-- Begin Data in this exercise --

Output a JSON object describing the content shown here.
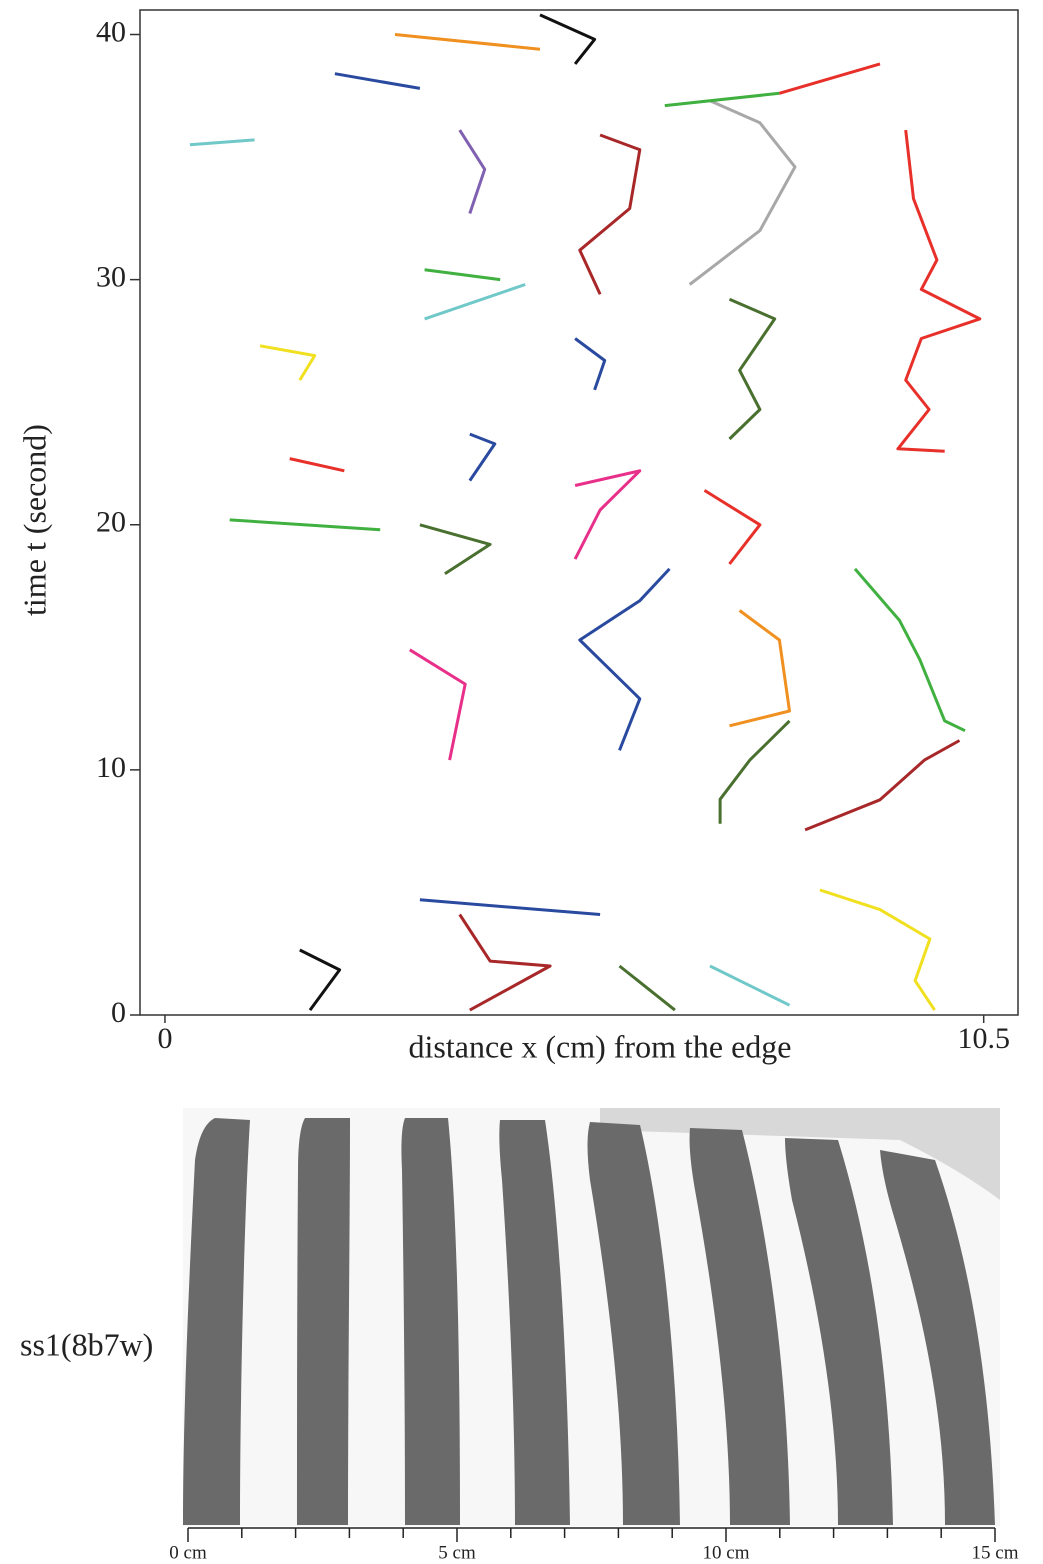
{
  "chart_data": [
    {
      "type": "line",
      "xlabel": "distance x (cm) from the edge",
      "ylabel": "time t (second)",
      "xlim": [
        -0.32,
        10.94
      ],
      "ylim": [
        0,
        41
      ],
      "xticks": [
        0,
        10.5
      ],
      "yticks": [
        0,
        10,
        20,
        30,
        40
      ],
      "series": [
        {
          "color": "#e8302a",
          "x": [
            9.5,
            9.6,
            9.9,
            9.7,
            10.45,
            9.7,
            9.5,
            9.8,
            9.4,
            10.0
          ],
          "values": [
            36.1,
            33.3,
            30.8,
            29.6,
            28.4,
            27.6,
            25.9,
            24.7,
            23.1,
            23.0
          ]
        },
        {
          "color": "#a8a8a8",
          "x": [
            6.99,
            7.63,
            8.08,
            7.63,
            6.73
          ],
          "values": [
            37.3,
            36.4,
            34.6,
            32.0,
            29.8
          ]
        },
        {
          "color": "#a8282a",
          "x": [
            5.58,
            6.09,
            5.96,
            5.32,
            5.58
          ],
          "values": [
            35.9,
            35.3,
            32.9,
            31.2,
            29.4
          ]
        },
        {
          "color": "#4a7030",
          "x": [
            7.24,
            7.82,
            7.37,
            7.63,
            7.24
          ],
          "values": [
            29.2,
            28.4,
            26.3,
            24.7,
            23.5
          ]
        },
        {
          "color": "#2a4aa0",
          "x": [
            5.26,
            5.64,
            5.51
          ],
          "values": [
            27.6,
            26.7,
            25.5
          ]
        },
        {
          "color": "#e8308a",
          "x": [
            5.26,
            6.09,
            5.58,
            5.26
          ],
          "values": [
            21.6,
            22.2,
            20.6,
            18.6
          ]
        },
        {
          "color": "#e8302a",
          "x": [
            6.92,
            7.63,
            7.24
          ],
          "values": [
            21.4,
            20.0,
            18.4
          ]
        },
        {
          "color": "#2a4aa0",
          "x": [
            6.47,
            6.09,
            5.32,
            6.09,
            5.83
          ],
          "values": [
            18.2,
            16.9,
            15.3,
            12.9,
            10.8
          ]
        },
        {
          "color": "#40b040",
          "x": [
            8.85,
            9.42,
            9.68,
            10.0,
            10.26
          ],
          "values": [
            18.2,
            16.1,
            14.5,
            12.0,
            11.6
          ]
        },
        {
          "color": "#a8282a",
          "x": [
            8.21,
            9.17,
            9.74,
            10.19
          ],
          "values": [
            7.55,
            8.78,
            10.4,
            11.2
          ]
        },
        {
          "color": "#f0e020",
          "x": [
            8.4,
            9.17,
            9.81,
            9.62,
            9.87
          ],
          "values": [
            5.1,
            4.3,
            3.1,
            1.4,
            0.2
          ]
        },
        {
          "color": "#f09020",
          "x": [
            7.37,
            7.88,
            8.01,
            7.24
          ],
          "values": [
            16.5,
            15.3,
            12.4,
            11.8
          ]
        },
        {
          "color": "#4a7030",
          "x": [
            8.01,
            7.5,
            7.12,
            7.12
          ],
          "values": [
            12.0,
            10.4,
            8.8,
            7.8
          ]
        },
        {
          "color": "#2a4aa0",
          "x": [
            3.27,
            5.58
          ],
          "values": [
            4.7,
            4.1
          ]
        },
        {
          "color": "#a8282a",
          "x": [
            3.78,
            4.17,
            4.94,
            3.91
          ],
          "values": [
            4.1,
            2.2,
            2.0,
            0.2
          ]
        },
        {
          "color": "#111111",
          "x": [
            1.73,
            2.24,
            1.86
          ],
          "values": [
            2.65,
            1.84,
            0.2
          ]
        },
        {
          "color": "#4a7030",
          "x": [
            5.83,
            6.54
          ],
          "values": [
            2.0,
            0.2
          ]
        },
        {
          "color": "#70c8c8",
          "x": [
            6.99,
            8.01
          ],
          "values": [
            2.0,
            0.4
          ]
        },
        {
          "color": "#e8308a",
          "x": [
            3.14,
            3.85,
            3.65
          ],
          "values": [
            14.9,
            13.5,
            10.4
          ]
        },
        {
          "color": "#40b040",
          "x": [
            0.83,
            2.76
          ],
          "values": [
            20.2,
            19.8
          ]
        },
        {
          "color": "#70c8c8",
          "x": [
            3.33,
            4.62
          ],
          "values": [
            28.4,
            29.8
          ]
        },
        {
          "color": "#40b040",
          "x": [
            3.33,
            4.3
          ],
          "values": [
            30.4,
            30.0
          ]
        },
        {
          "color": "#f09020",
          "x": [
            2.95,
            4.81
          ],
          "values": [
            40.0,
            39.4
          ]
        },
        {
          "color": "#2a4aa0",
          "x": [
            2.18,
            3.27
          ],
          "values": [
            38.4,
            37.8
          ]
        },
        {
          "color": "#8060b0",
          "x": [
            3.78,
            4.1,
            3.91
          ],
          "values": [
            36.1,
            34.5,
            32.7
          ]
        },
        {
          "color": "#111111",
          "x": [
            4.81,
            5.51,
            5.26
          ],
          "values": [
            40.8,
            39.8,
            38.8
          ]
        },
        {
          "color": "#70c8c8",
          "x": [
            0.32,
            1.15
          ],
          "values": [
            35.5,
            35.7
          ]
        },
        {
          "color": "#f0e020",
          "x": [
            1.22,
            1.92,
            1.73
          ],
          "values": [
            27.3,
            26.9,
            25.9
          ]
        },
        {
          "color": "#e8302a",
          "x": [
            1.6,
            2.3
          ],
          "values": [
            22.7,
            22.2
          ]
        },
        {
          "color": "#4a7030",
          "x": [
            3.27,
            4.17,
            3.59
          ],
          "values": [
            20.0,
            19.2,
            18.0
          ]
        },
        {
          "color": "#2a4aa0",
          "x": [
            3.91,
            4.23,
            3.91
          ],
          "values": [
            23.7,
            23.3,
            21.8
          ]
        },
        {
          "color": "#40b040",
          "x": [
            6.41,
            7.88
          ],
          "values": [
            37.1,
            37.6
          ]
        },
        {
          "color": "#e8302a",
          "x": [
            7.88,
            9.17
          ],
          "values": [
            37.6,
            38.8
          ]
        }
      ]
    },
    {
      "type": "image",
      "label": "ss1(8b7w)",
      "xlim": [
        0,
        15
      ],
      "xticks": [
        {
          "value": 0,
          "label": "0 cm"
        },
        {
          "value": 5,
          "label": "5 cm"
        },
        {
          "value": 10,
          "label": "10 cm"
        },
        {
          "value": 15,
          "label": "15 cm"
        }
      ],
      "minor_xticks": [
        1,
        2,
        3,
        4,
        6,
        7,
        8,
        9,
        11,
        12,
        13,
        14
      ]
    }
  ]
}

-- End Data in this exercise --

## To do
Every record must be copied exactly, with the pictures left out.

## Solution for this problem
Output a JSON object describing the content shown here.
{
  "chart_data": [
    {
      "type": "line",
      "xlabel": "distance x (cm) from the edge",
      "ylabel": "time t (second)",
      "xlim": [
        -0.32,
        10.94
      ],
      "ylim": [
        0,
        41
      ],
      "xticks": [
        0,
        10.5
      ],
      "yticks": [
        0,
        10,
        20,
        30,
        40
      ],
      "series": [
        {
          "color": "#e8302a",
          "x": [
            9.5,
            9.6,
            9.9,
            9.7,
            10.45,
            9.7,
            9.5,
            9.8,
            9.4,
            10.0
          ],
          "values": [
            36.1,
            33.3,
            30.8,
            29.6,
            28.4,
            27.6,
            25.9,
            24.7,
            23.1,
            23.0
          ]
        },
        {
          "color": "#a8a8a8",
          "x": [
            6.99,
            7.63,
            8.08,
            7.63,
            6.73
          ],
          "values": [
            37.3,
            36.4,
            34.6,
            32.0,
            29.8
          ]
        },
        {
          "color": "#a8282a",
          "x": [
            5.58,
            6.09,
            5.96,
            5.32,
            5.58
          ],
          "values": [
            35.9,
            35.3,
            32.9,
            31.2,
            29.4
          ]
        },
        {
          "color": "#4a7030",
          "x": [
            7.24,
            7.82,
            7.37,
            7.63,
            7.24
          ],
          "values": [
            29.2,
            28.4,
            26.3,
            24.7,
            23.5
          ]
        },
        {
          "color": "#2a4aa0",
          "x": [
            5.26,
            5.64,
            5.51
          ],
          "values": [
            27.6,
            26.7,
            25.5
          ]
        },
        {
          "color": "#e8308a",
          "x": [
            5.26,
            6.09,
            5.58,
            5.26
          ],
          "values": [
            21.6,
            22.2,
            20.6,
            18.6
          ]
        },
        {
          "color": "#e8302a",
          "x": [
            6.92,
            7.63,
            7.24
          ],
          "values": [
            21.4,
            20.0,
            18.4
          ]
        },
        {
          "color": "#2a4aa0",
          "x": [
            6.47,
            6.09,
            5.32,
            6.09,
            5.83
          ],
          "values": [
            18.2,
            16.9,
            15.3,
            12.9,
            10.8
          ]
        },
        {
          "color": "#40b040",
          "x": [
            8.85,
            9.42,
            9.68,
            10.0,
            10.26
          ],
          "values": [
            18.2,
            16.1,
            14.5,
            12.0,
            11.6
          ]
        },
        {
          "color": "#a8282a",
          "x": [
            8.21,
            9.17,
            9.74,
            10.19
          ],
          "values": [
            7.55,
            8.78,
            10.4,
            11.2
          ]
        },
        {
          "color": "#f0e020",
          "x": [
            8.4,
            9.17,
            9.81,
            9.62,
            9.87
          ],
          "values": [
            5.1,
            4.3,
            3.1,
            1.4,
            0.2
          ]
        },
        {
          "color": "#f09020",
          "x": [
            7.37,
            7.88,
            8.01,
            7.24
          ],
          "values": [
            16.5,
            15.3,
            12.4,
            11.8
          ]
        },
        {
          "color": "#4a7030",
          "x": [
            8.01,
            7.5,
            7.12,
            7.12
          ],
          "values": [
            12.0,
            10.4,
            8.8,
            7.8
          ]
        },
        {
          "color": "#2a4aa0",
          "x": [
            3.27,
            5.58
          ],
          "values": [
            4.7,
            4.1
          ]
        },
        {
          "color": "#a8282a",
          "x": [
            3.78,
            4.17,
            4.94,
            3.91
          ],
          "values": [
            4.1,
            2.2,
            2.0,
            0.2
          ]
        },
        {
          "color": "#111111",
          "x": [
            1.73,
            2.24,
            1.86
          ],
          "values": [
            2.65,
            1.84,
            0.2
          ]
        },
        {
          "color": "#4a7030",
          "x": [
            5.83,
            6.54
          ],
          "values": [
            2.0,
            0.2
          ]
        },
        {
          "color": "#70c8c8",
          "x": [
            6.99,
            8.01
          ],
          "values": [
            2.0,
            0.4
          ]
        },
        {
          "color": "#e8308a",
          "x": [
            3.14,
            3.85,
            3.65
          ],
          "values": [
            14.9,
            13.5,
            10.4
          ]
        },
        {
          "color": "#40b040",
          "x": [
            0.83,
            2.76
          ],
          "values": [
            20.2,
            19.8
          ]
        },
        {
          "color": "#70c8c8",
          "x": [
            3.33,
            4.62
          ],
          "values": [
            28.4,
            29.8
          ]
        },
        {
          "color": "#40b040",
          "x": [
            3.33,
            4.3
          ],
          "values": [
            30.4,
            30.0
          ]
        },
        {
          "color": "#f09020",
          "x": [
            2.95,
            4.81
          ],
          "values": [
            40.0,
            39.4
          ]
        },
        {
          "color": "#2a4aa0",
          "x": [
            2.18,
            3.27
          ],
          "values": [
            38.4,
            37.8
          ]
        },
        {
          "color": "#8060b0",
          "x": [
            3.78,
            4.1,
            3.91
          ],
          "values": [
            36.1,
            34.5,
            32.7
          ]
        },
        {
          "color": "#111111",
          "x": [
            4.81,
            5.51,
            5.26
          ],
          "values": [
            40.8,
            39.8,
            38.8
          ]
        },
        {
          "color": "#70c8c8",
          "x": [
            0.32,
            1.15
          ],
          "values": [
            35.5,
            35.7
          ]
        },
        {
          "color": "#f0e020",
          "x": [
            1.22,
            1.92,
            1.73
          ],
          "values": [
            27.3,
            26.9,
            25.9
          ]
        },
        {
          "color": "#e8302a",
          "x": [
            1.6,
            2.3
          ],
          "values": [
            22.7,
            22.2
          ]
        },
        {
          "color": "#4a7030",
          "x": [
            3.27,
            4.17,
            3.59
          ],
          "values": [
            20.0,
            19.2,
            18.0
          ]
        },
        {
          "color": "#2a4aa0",
          "x": [
            3.91,
            4.23,
            3.91
          ],
          "values": [
            23.7,
            23.3,
            21.8
          ]
        },
        {
          "color": "#40b040",
          "x": [
            6.41,
            7.88
          ],
          "values": [
            37.1,
            37.6
          ]
        },
        {
          "color": "#e8302a",
          "x": [
            7.88,
            9.17
          ],
          "values": [
            37.6,
            38.8
          ]
        }
      ]
    },
    {
      "type": "image",
      "label": "ss1(8b7w)",
      "xlim": [
        0,
        15
      ],
      "xticks": [
        {
          "value": 0,
          "label": "0 cm"
        },
        {
          "value": 5,
          "label": "5 cm"
        },
        {
          "value": 10,
          "label": "10 cm"
        },
        {
          "value": 15,
          "label": "15 cm"
        }
      ],
      "minor_xticks": [
        1,
        2,
        3,
        4,
        6,
        7,
        8,
        9,
        11,
        12,
        13,
        14
      ]
    }
  ]
}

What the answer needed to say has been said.